--- Provided information ---

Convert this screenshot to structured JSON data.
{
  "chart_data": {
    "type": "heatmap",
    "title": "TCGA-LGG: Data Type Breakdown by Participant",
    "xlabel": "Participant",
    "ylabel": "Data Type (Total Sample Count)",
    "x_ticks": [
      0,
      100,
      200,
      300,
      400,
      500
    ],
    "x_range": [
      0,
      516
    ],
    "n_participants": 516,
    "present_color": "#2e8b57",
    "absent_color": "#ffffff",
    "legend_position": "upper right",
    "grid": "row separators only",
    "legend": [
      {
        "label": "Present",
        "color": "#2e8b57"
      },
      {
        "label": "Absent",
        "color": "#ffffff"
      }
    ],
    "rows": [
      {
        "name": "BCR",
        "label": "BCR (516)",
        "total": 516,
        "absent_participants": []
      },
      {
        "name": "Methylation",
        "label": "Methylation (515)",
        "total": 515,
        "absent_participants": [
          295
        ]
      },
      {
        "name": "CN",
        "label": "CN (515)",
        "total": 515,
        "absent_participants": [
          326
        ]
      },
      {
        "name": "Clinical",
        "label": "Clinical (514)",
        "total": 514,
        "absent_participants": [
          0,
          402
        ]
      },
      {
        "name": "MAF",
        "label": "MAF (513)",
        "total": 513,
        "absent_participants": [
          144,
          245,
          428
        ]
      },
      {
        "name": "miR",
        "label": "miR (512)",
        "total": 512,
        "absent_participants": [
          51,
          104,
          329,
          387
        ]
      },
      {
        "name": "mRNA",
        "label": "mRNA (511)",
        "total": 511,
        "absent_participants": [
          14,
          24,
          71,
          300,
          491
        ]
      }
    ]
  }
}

---

Exercise instructions: Produce an exact copy of the entries above.

Written solution:
Convert this screenshot to structured JSON data.
{
  "chart_data": {
    "type": "heatmap",
    "title": "TCGA-LGG: Data Type Breakdown by Participant",
    "xlabel": "Participant",
    "ylabel": "Data Type (Total Sample Count)",
    "x_ticks": [
      0,
      100,
      200,
      300,
      400,
      500
    ],
    "x_range": [
      0,
      516
    ],
    "n_participants": 516,
    "present_color": "#2e8b57",
    "absent_color": "#ffffff",
    "legend_position": "upper right",
    "grid": "row separators only",
    "legend": [
      {
        "label": "Present",
        "color": "#2e8b57"
      },
      {
        "label": "Absent",
        "color": "#ffffff"
      }
    ],
    "rows": [
      {
        "name": "BCR",
        "label": "BCR (516)",
        "total": 516,
        "absent_participants": []
      },
      {
        "name": "Methylation",
        "label": "Methylation (515)",
        "total": 515,
        "absent_participants": [
          295
        ]
      },
      {
        "name": "CN",
        "label": "CN (515)",
        "total": 515,
        "absent_participants": [
          326
        ]
      },
      {
        "name": "Clinical",
        "label": "Clinical (514)",
        "total": 514,
        "absent_participants": [
          0,
          402
        ]
      },
      {
        "name": "MAF",
        "label": "MAF (513)",
        "total": 513,
        "absent_participants": [
          144,
          245,
          428
        ]
      },
      {
        "name": "miR",
        "label": "miR (512)",
        "total": 512,
        "absent_participants": [
          51,
          104,
          329,
          387
        ]
      },
      {
        "name": "mRNA",
        "label": "mRNA (511)",
        "total": 511,
        "absent_participants": [
          14,
          24,
          71,
          300,
          491
        ]
      }
    ]
  }
}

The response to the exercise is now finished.